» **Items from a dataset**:
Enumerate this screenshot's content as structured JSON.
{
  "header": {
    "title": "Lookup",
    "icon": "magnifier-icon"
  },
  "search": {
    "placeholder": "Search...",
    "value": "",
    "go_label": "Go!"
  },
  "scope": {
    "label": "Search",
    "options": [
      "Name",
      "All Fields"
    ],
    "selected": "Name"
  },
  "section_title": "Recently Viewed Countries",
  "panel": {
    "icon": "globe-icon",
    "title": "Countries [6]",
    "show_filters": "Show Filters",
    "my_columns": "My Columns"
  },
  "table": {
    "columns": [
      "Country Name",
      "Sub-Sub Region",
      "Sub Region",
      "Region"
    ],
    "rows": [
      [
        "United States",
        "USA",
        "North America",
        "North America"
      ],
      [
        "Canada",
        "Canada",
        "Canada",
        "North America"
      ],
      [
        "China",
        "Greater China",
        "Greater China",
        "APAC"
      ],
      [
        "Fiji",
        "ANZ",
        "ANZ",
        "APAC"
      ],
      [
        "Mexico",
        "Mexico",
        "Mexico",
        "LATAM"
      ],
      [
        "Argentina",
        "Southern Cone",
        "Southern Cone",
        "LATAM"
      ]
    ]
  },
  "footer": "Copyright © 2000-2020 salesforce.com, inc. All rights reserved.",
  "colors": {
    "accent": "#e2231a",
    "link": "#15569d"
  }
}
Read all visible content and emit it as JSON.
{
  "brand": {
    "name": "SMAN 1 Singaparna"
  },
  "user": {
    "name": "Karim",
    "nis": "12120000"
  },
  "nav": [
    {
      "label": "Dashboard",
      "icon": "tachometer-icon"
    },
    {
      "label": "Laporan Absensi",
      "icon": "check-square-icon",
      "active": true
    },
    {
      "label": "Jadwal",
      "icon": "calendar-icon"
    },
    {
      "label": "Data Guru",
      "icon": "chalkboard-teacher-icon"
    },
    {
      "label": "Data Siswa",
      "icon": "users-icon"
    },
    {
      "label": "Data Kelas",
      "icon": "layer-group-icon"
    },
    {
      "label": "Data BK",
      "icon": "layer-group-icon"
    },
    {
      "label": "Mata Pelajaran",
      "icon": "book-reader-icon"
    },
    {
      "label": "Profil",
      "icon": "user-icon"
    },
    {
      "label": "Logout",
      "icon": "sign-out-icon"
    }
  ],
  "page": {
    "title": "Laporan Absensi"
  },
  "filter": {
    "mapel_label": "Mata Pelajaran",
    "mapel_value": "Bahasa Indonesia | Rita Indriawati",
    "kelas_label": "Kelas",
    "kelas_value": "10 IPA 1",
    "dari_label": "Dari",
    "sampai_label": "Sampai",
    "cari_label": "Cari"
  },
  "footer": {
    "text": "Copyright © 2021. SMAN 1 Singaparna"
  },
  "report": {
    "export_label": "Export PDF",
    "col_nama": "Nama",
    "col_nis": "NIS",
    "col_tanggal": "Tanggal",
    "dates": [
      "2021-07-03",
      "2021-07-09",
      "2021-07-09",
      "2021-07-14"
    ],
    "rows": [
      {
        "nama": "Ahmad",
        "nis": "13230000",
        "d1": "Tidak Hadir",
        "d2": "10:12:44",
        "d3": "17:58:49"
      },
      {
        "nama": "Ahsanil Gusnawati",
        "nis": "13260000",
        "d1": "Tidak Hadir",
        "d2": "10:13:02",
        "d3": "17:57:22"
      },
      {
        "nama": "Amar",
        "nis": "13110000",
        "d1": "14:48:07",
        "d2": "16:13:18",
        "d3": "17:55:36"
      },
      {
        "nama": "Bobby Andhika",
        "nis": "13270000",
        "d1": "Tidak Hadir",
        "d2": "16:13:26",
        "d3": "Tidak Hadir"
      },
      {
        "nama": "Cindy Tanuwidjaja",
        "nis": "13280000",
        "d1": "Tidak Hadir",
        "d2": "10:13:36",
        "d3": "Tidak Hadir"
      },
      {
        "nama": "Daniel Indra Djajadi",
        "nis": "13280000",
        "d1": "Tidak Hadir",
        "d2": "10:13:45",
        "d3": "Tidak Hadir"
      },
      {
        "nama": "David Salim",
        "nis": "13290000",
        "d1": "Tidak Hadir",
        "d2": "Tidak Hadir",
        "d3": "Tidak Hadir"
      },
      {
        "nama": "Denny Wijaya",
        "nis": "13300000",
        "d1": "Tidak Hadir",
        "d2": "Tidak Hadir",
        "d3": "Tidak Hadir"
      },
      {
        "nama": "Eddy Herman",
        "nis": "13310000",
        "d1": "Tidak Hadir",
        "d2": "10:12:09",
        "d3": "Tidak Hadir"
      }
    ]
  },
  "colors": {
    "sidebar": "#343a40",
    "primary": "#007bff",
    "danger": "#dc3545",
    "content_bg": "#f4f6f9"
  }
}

» **SHORT PROBLEM**:
Output the entries exactly.

» **OUTPUT BELOW**:
Enumerate this screenshot's content as structured JSON.
{
  "header": {
    "title": "Lookup",
    "icon": "magnifier-icon"
  },
  "search": {
    "placeholder": "Search...",
    "value": "",
    "go_label": "Go!"
  },
  "scope": {
    "label": "Search",
    "options": [
      "Name",
      "All Fields"
    ],
    "selected": "Name"
  },
  "section_title": "Recently Viewed Countries",
  "panel": {
    "icon": "globe-icon",
    "title": "Countries [6]",
    "show_filters": "Show Filters",
    "my_columns": "My Columns"
  },
  "table": {
    "columns": [
      "Country Name",
      "Sub-Sub Region",
      "Sub Region",
      "Region"
    ],
    "rows": [
      [
        "United States",
        "USA",
        "North America",
        "North America"
      ],
      [
        "Canada",
        "Canada",
        "Canada",
        "North America"
      ],
      [
        "China",
        "Greater China",
        "Greater China",
        "APAC"
      ],
      [
        "Fiji",
        "ANZ",
        "ANZ",
        "APAC"
      ],
      [
        "Mexico",
        "Mexico",
        "Mexico",
        "LATAM"
      ],
      [
        "Argentina",
        "Southern Cone",
        "Southern Cone",
        "LATAM"
      ]
    ]
  },
  "footer": "Copyright © 2000-2020 salesforce.com, inc. All rights reserved.",
  "colors": {
    "accent": "#e2231a",
    "link": "#15569d"
  }
}
Read all visible content and emit it as JSON.
{
  "brand": {
    "name": "SMAN 1 Singaparna"
  },
  "user": {
    "name": "Karim",
    "nis": "12120000"
  },
  "nav": [
    {
      "label": "Dashboard",
      "icon": "tachometer-icon"
    },
    {
      "label": "Laporan Absensi",
      "icon": "check-square-icon",
      "active": true
    },
    {
      "label": "Jadwal",
      "icon": "calendar-icon"
    },
    {
      "label": "Data Guru",
      "icon": "chalkboard-teacher-icon"
    },
    {
      "label": "Data Siswa",
      "icon": "users-icon"
    },
    {
      "label": "Data Kelas",
      "icon": "layer-group-icon"
    },
    {
      "label": "Data BK",
      "icon": "layer-group-icon"
    },
    {
      "label": "Mata Pelajaran",
      "icon": "book-reader-icon"
    },
    {
      "label": "Profil",
      "icon": "user-icon"
    },
    {
      "label": "Logout",
      "icon": "sign-out-icon"
    }
  ],
  "page": {
    "title": "Laporan Absensi"
  },
  "filter": {
    "mapel_label": "Mata Pelajaran",
    "mapel_value": "Bahasa Indonesia | Rita Indriawati",
    "kelas_label": "Kelas",
    "kelas_value": "10 IPA 1",
    "dari_label": "Dari",
    "sampai_label": "Sampai",
    "cari_label": "Cari"
  },
  "footer": {
    "text": "Copyright © 2021. SMAN 1 Singaparna"
  },
  "report": {
    "export_label": "Export PDF",
    "col_nama": "Nama",
    "col_nis": "NIS",
    "col_tanggal": "Tanggal",
    "dates": [
      "2021-07-03",
      "2021-07-09",
      "2021-07-09",
      "2021-07-14"
    ],
    "rows": [
      {
        "nama": "Ahmad",
        "nis": "13230000",
        "d1": "Tidak Hadir",
        "d2": "10:12:44",
        "d3": "17:58:49"
      },
      {
        "nama": "Ahsanil Gusnawati",
        "nis": "13260000",
        "d1": "Tidak Hadir",
        "d2": "10:13:02",
        "d3": "17:57:22"
      },
      {
        "nama": "Amar",
        "nis": "13110000",
        "d1": "14:48:07",
        "d2": "16:13:18",
        "d3": "17:55:36"
      },
      {
        "nama": "Bobby Andhika",
        "nis": "13270000",
        "d1": "Tidak Hadir",
        "d2": "16:13:26",
        "d3": "Tidak Hadir"
      },
      {
        "nama": "Cindy Tanuwidjaja",
        "nis": "13280000",
        "d1": "Tidak Hadir",
        "d2": "10:13:36",
        "d3": "Tidak Hadir"
      },
      {
        "nama": "Daniel Indra Djajadi",
        "nis": "13280000",
        "d1": "Tidak Hadir",
        "d2": "10:13:45",
        "d3": "Tidak Hadir"
      },
      {
        "nama": "David Salim",
        "nis": "13290000",
        "d1": "Tidak Hadir",
        "d2": "Tidak Hadir",
        "d3": "Tidak Hadir"
      },
      {
        "nama": "Denny Wijaya",
        "nis": "13300000",
        "d1": "Tidak Hadir",
        "d2": "Tidak Hadir",
        "d3": "Tidak Hadir"
      },
      {
        "nama": "Eddy Herman",
        "nis": "13310000",
        "d1": "Tidak Hadir",
        "d2": "10:12:09",
        "d3": "Tidak Hadir"
      }
    ]
  },
  "colors": {
    "sidebar": "#343a40",
    "primary": "#007bff",
    "danger": "#dc3545",
    "content_bg": "#f4f6f9"
  }
}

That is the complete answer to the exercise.